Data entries
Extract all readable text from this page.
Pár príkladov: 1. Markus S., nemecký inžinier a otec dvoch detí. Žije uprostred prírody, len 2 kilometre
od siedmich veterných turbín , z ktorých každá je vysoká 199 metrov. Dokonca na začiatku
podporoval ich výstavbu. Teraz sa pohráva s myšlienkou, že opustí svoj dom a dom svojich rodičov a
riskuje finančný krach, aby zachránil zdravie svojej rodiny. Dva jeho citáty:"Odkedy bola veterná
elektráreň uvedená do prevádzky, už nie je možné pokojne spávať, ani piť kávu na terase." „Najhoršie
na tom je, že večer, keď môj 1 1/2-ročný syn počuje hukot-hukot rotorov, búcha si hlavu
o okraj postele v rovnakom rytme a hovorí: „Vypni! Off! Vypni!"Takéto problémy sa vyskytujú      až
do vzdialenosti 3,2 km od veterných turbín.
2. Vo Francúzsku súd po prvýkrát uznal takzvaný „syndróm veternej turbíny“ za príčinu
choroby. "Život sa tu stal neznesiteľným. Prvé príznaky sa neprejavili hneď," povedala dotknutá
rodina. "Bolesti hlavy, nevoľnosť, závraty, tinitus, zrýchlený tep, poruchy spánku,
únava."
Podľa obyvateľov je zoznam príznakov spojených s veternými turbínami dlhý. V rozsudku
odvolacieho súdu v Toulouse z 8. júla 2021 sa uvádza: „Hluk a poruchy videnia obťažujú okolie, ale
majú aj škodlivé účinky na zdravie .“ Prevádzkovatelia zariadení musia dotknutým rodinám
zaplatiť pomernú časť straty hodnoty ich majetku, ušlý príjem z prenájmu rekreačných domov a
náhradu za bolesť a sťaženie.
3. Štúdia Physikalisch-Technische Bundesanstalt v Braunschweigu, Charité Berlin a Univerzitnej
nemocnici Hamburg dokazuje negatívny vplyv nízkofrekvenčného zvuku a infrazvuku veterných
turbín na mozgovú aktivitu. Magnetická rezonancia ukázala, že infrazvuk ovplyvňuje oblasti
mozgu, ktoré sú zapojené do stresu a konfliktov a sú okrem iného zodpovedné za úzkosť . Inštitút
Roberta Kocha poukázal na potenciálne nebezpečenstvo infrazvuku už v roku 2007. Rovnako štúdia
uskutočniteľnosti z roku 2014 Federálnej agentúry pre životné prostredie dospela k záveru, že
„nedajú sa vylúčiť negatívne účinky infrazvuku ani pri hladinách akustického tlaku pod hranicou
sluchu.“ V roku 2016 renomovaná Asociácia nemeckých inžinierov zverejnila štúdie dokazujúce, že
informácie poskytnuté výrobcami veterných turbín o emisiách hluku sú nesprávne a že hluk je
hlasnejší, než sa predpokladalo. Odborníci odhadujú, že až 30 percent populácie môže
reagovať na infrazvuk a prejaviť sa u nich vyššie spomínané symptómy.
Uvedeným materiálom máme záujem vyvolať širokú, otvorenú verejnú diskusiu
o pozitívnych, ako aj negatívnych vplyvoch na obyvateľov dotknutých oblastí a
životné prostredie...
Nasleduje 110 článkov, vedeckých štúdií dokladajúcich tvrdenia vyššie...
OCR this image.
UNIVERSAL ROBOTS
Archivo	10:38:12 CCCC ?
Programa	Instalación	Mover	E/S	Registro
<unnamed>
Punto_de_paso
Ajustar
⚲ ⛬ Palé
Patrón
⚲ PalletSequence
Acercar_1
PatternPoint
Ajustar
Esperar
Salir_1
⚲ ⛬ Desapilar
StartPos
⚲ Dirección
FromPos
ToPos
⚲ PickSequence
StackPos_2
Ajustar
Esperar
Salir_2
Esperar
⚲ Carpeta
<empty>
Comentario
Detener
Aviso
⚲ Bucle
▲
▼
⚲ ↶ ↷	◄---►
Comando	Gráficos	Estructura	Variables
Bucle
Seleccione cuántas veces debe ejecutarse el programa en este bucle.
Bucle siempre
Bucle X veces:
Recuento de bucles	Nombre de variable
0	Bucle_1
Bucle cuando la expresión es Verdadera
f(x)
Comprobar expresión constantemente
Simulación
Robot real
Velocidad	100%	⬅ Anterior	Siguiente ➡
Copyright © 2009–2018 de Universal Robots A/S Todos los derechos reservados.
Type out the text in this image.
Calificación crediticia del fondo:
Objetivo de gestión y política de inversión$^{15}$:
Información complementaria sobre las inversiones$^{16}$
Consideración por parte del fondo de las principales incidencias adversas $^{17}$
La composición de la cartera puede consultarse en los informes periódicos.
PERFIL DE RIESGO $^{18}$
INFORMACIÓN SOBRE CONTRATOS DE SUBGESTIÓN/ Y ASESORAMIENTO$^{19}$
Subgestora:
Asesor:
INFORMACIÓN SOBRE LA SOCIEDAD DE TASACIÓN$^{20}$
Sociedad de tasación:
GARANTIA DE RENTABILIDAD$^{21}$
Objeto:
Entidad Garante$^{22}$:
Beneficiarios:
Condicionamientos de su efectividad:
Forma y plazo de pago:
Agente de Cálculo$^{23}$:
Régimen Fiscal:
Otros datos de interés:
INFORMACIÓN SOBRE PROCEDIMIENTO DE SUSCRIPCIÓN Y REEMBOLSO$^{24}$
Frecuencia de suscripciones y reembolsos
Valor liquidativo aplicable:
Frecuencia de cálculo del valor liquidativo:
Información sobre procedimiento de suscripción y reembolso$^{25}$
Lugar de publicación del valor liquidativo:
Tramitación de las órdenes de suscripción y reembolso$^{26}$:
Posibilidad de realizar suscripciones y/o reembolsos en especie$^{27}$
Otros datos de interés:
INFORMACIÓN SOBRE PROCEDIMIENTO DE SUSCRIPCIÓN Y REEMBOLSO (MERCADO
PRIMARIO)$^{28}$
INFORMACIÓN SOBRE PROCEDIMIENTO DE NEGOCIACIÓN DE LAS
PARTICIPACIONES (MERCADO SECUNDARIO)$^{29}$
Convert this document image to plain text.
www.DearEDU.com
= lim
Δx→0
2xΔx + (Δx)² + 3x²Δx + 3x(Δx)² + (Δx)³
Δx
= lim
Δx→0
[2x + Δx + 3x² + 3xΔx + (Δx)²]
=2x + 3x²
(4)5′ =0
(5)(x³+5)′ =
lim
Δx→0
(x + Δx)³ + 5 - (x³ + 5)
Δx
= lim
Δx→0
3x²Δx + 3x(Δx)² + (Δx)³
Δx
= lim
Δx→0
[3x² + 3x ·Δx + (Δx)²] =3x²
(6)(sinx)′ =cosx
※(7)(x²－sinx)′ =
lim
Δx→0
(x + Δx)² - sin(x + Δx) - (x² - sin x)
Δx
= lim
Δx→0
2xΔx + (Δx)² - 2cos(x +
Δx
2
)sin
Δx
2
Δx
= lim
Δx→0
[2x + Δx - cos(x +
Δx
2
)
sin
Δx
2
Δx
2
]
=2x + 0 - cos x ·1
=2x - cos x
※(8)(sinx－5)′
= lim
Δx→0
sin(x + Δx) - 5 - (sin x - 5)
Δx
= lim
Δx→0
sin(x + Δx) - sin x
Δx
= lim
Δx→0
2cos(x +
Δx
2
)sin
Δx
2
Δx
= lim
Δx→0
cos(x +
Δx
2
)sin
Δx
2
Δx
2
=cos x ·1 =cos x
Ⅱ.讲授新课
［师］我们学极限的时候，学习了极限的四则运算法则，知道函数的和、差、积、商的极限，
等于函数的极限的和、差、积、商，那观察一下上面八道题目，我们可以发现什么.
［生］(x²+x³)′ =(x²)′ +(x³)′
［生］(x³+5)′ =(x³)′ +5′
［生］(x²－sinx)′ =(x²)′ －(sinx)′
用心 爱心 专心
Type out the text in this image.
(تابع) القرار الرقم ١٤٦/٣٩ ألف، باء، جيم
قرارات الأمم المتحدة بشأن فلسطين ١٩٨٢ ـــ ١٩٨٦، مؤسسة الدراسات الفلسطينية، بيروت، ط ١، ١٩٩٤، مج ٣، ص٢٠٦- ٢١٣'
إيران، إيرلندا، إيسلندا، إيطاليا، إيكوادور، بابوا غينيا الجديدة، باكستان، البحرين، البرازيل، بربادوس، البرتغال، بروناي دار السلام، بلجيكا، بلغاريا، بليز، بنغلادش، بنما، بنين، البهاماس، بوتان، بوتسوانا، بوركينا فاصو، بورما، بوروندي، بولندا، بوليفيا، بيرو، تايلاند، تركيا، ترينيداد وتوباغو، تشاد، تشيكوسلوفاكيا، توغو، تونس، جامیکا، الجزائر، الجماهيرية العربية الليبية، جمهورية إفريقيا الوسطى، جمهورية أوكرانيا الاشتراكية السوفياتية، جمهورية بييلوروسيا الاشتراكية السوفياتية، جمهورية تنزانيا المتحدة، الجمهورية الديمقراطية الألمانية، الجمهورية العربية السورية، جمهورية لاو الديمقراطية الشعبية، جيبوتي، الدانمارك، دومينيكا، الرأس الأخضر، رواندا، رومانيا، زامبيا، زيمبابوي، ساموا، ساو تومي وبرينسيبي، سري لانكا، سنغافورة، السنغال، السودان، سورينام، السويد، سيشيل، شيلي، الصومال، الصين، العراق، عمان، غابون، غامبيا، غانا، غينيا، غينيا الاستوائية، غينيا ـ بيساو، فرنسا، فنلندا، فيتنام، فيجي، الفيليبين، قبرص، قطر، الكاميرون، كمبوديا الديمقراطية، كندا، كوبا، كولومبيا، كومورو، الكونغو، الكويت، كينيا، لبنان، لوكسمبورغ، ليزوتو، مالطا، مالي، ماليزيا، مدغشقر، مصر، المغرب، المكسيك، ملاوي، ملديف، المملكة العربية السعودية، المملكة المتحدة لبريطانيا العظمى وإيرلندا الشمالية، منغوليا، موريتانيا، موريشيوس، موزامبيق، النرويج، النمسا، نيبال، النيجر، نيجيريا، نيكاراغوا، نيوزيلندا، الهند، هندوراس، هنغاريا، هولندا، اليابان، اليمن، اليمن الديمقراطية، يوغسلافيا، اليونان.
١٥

To do: Identify which lines contain the word "Frecuencia" and copy each one.

Reply to the task:
Frecuencia de suscripciones y reembolsos
Frecuencia de cálculo del valor liquidativo:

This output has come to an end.